#### Task brief:
Return only the number of lines in the entries below that hold the word "elephant".

#### Records to process:
★ ★ ★ ★ ★ ★ ★

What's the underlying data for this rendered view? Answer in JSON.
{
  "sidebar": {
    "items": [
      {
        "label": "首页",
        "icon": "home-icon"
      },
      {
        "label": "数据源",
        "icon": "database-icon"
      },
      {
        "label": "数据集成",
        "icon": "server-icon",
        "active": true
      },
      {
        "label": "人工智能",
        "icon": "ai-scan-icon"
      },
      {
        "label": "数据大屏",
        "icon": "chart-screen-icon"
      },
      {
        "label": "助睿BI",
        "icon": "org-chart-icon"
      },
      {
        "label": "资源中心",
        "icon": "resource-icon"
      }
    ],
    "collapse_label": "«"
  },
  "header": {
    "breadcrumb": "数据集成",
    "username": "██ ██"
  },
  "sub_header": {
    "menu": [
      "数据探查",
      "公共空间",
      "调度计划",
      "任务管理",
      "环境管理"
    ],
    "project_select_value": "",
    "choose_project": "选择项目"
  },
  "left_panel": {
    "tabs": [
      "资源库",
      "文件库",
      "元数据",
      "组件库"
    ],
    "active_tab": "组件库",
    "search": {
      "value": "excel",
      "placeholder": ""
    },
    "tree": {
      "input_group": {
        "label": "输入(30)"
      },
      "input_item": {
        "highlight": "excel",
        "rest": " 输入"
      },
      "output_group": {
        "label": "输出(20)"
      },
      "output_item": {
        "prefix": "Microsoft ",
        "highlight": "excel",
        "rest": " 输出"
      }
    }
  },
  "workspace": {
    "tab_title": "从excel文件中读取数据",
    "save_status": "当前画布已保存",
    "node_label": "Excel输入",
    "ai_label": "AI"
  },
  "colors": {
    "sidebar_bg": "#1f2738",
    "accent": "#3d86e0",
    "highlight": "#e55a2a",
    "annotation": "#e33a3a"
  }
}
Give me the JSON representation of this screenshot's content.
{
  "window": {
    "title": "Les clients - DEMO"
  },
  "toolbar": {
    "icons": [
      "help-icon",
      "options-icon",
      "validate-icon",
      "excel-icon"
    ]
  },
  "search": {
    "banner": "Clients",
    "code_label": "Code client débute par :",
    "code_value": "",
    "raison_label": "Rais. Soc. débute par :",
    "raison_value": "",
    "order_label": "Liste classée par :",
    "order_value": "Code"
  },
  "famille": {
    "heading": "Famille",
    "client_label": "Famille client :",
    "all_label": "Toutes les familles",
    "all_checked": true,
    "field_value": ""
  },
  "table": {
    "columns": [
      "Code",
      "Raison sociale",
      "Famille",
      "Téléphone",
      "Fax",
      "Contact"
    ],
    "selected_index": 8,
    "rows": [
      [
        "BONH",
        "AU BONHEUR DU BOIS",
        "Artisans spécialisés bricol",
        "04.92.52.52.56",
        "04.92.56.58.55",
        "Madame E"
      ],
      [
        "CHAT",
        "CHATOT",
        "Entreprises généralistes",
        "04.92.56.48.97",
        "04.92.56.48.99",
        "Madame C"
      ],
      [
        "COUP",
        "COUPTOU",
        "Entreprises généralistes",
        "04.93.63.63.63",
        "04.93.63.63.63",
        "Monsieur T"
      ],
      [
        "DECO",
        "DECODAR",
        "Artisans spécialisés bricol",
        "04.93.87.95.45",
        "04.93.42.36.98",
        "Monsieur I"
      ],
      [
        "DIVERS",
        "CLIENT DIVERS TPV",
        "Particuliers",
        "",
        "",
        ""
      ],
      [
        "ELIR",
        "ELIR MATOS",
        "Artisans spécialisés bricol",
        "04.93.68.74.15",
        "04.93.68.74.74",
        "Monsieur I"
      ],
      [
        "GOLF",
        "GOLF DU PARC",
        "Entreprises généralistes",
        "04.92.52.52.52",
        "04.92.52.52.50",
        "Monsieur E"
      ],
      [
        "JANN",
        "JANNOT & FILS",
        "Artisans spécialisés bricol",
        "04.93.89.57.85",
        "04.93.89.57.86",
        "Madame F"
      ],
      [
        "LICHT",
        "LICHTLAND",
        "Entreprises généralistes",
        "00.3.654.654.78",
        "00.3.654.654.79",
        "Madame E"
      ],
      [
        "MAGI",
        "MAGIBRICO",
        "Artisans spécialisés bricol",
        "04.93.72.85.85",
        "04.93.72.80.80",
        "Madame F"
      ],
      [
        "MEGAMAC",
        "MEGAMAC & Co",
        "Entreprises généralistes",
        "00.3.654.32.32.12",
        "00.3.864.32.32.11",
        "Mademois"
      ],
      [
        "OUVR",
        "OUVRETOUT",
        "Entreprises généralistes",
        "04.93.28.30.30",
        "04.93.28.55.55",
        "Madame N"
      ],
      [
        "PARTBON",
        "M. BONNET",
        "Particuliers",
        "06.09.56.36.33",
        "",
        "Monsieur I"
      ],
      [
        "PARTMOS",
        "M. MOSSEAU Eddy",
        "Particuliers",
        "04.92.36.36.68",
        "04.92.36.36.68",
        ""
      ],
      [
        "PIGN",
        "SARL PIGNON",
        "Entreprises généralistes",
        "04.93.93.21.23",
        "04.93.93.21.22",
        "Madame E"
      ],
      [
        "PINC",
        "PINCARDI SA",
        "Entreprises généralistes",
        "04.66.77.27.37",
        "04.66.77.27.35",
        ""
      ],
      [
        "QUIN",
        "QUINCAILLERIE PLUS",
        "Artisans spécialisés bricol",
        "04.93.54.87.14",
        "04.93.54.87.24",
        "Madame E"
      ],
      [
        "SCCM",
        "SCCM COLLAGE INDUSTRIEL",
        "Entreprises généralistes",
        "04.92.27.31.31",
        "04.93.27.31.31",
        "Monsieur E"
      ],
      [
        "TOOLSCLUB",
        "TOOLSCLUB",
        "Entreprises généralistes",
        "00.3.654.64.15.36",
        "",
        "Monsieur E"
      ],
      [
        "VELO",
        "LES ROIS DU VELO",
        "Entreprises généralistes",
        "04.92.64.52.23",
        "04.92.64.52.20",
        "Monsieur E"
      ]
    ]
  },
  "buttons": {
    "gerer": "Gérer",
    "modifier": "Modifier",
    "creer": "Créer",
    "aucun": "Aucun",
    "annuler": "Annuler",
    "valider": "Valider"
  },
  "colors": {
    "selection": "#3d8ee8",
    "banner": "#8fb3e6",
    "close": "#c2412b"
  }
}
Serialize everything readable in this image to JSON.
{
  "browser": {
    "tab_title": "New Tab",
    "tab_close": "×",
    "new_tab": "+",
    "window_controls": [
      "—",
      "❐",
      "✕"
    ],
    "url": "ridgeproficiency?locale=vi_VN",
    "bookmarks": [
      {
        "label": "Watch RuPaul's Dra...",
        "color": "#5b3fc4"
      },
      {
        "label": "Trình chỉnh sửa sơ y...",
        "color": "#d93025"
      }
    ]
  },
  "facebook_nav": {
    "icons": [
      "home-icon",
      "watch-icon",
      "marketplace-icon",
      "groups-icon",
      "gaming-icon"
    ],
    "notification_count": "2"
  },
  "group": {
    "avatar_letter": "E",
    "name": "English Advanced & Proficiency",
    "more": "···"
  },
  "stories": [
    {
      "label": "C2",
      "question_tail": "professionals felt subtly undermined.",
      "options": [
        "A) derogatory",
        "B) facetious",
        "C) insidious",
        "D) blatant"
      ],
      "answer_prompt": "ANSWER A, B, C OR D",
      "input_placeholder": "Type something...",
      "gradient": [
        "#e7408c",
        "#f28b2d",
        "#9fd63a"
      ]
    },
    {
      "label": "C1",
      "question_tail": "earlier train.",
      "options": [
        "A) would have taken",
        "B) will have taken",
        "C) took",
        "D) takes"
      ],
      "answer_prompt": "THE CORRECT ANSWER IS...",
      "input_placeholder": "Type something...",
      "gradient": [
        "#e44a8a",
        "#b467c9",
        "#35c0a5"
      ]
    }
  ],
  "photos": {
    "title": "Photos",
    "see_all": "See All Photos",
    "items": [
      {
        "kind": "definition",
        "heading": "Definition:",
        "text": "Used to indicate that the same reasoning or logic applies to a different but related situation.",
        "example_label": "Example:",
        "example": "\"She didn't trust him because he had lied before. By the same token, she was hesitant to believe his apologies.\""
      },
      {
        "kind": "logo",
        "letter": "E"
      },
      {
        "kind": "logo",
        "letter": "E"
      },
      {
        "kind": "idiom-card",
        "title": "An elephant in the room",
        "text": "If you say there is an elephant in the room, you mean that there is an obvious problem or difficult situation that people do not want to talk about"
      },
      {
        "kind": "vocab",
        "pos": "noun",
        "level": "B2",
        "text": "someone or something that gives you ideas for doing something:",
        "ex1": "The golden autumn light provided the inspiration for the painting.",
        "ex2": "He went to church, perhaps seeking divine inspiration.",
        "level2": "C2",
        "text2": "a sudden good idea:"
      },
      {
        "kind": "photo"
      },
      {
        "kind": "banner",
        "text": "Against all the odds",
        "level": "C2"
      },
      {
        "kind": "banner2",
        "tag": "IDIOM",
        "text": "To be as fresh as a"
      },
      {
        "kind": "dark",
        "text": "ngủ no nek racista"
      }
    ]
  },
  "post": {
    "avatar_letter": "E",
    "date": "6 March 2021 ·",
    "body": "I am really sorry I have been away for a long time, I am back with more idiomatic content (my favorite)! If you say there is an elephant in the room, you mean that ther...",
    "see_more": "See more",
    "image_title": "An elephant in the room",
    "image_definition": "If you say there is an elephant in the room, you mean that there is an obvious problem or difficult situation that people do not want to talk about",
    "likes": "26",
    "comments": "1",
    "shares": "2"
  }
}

★ ★ ★ ★ ★ ★ ★

#### Task response:
5